Work instructions: Your task is to transcribe all of the data below exactly, omitting the images.
══════
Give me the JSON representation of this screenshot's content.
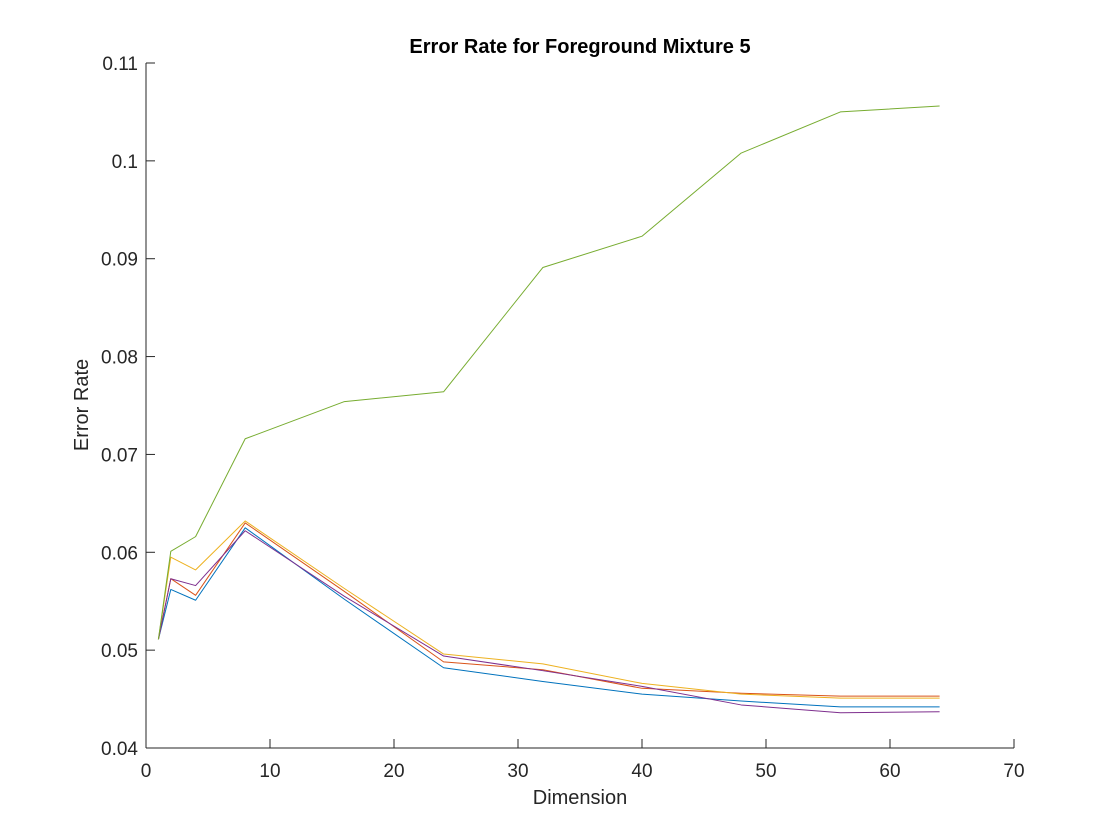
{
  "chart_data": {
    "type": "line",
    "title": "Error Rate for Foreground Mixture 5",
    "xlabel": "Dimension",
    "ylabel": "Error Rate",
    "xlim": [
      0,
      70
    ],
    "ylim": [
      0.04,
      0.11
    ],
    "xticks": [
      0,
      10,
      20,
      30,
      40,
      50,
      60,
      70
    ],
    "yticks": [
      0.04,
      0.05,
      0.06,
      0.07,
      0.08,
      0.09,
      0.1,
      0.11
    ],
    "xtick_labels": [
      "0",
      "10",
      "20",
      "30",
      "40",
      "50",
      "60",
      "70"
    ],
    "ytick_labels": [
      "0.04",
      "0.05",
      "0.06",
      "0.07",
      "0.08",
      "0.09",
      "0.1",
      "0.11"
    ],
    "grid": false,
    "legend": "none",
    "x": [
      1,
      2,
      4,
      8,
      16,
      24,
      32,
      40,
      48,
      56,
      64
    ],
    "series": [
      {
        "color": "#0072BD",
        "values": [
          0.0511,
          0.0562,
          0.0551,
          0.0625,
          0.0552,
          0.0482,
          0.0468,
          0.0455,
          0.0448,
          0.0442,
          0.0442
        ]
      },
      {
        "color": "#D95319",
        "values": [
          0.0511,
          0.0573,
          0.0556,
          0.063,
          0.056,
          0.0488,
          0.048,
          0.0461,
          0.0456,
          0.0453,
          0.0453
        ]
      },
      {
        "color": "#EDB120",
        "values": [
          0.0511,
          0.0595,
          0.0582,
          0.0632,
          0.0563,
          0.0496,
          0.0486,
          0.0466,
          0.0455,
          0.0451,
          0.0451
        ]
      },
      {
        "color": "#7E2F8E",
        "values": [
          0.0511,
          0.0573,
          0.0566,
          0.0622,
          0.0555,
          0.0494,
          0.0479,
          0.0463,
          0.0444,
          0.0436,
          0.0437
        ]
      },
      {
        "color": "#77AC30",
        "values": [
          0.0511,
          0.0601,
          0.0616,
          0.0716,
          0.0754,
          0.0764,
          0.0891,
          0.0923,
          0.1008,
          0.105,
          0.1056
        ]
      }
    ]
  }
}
══════
Task output:
Give me the JSON representation of this screenshot's content.
{
  "chart_data": {
    "type": "line",
    "title": "Error Rate for Foreground Mixture 5",
    "xlabel": "Dimension",
    "ylabel": "Error Rate",
    "xlim": [
      0,
      70
    ],
    "ylim": [
      0.04,
      0.11
    ],
    "xticks": [
      0,
      10,
      20,
      30,
      40,
      50,
      60,
      70
    ],
    "yticks": [
      0.04,
      0.05,
      0.06,
      0.07,
      0.08,
      0.09,
      0.1,
      0.11
    ],
    "xtick_labels": [
      "0",
      "10",
      "20",
      "30",
      "40",
      "50",
      "60",
      "70"
    ],
    "ytick_labels": [
      "0.04",
      "0.05",
      "0.06",
      "0.07",
      "0.08",
      "0.09",
      "0.1",
      "0.11"
    ],
    "grid": false,
    "legend": "none",
    "x": [
      1,
      2,
      4,
      8,
      16,
      24,
      32,
      40,
      48,
      56,
      64
    ],
    "series": [
      {
        "color": "#0072BD",
        "values": [
          0.0511,
          0.0562,
          0.0551,
          0.0625,
          0.0552,
          0.0482,
          0.0468,
          0.0455,
          0.0448,
          0.0442,
          0.0442
        ]
      },
      {
        "color": "#D95319",
        "values": [
          0.0511,
          0.0573,
          0.0556,
          0.063,
          0.056,
          0.0488,
          0.048,
          0.0461,
          0.0456,
          0.0453,
          0.0453
        ]
      },
      {
        "color": "#EDB120",
        "values": [
          0.0511,
          0.0595,
          0.0582,
          0.0632,
          0.0563,
          0.0496,
          0.0486,
          0.0466,
          0.0455,
          0.0451,
          0.0451
        ]
      },
      {
        "color": "#7E2F8E",
        "values": [
          0.0511,
          0.0573,
          0.0566,
          0.0622,
          0.0555,
          0.0494,
          0.0479,
          0.0463,
          0.0444,
          0.0436,
          0.0437
        ]
      },
      {
        "color": "#77AC30",
        "values": [
          0.0511,
          0.0601,
          0.0616,
          0.0716,
          0.0754,
          0.0764,
          0.0891,
          0.0923,
          0.1008,
          0.105,
          0.1056
        ]
      }
    ]
  }
}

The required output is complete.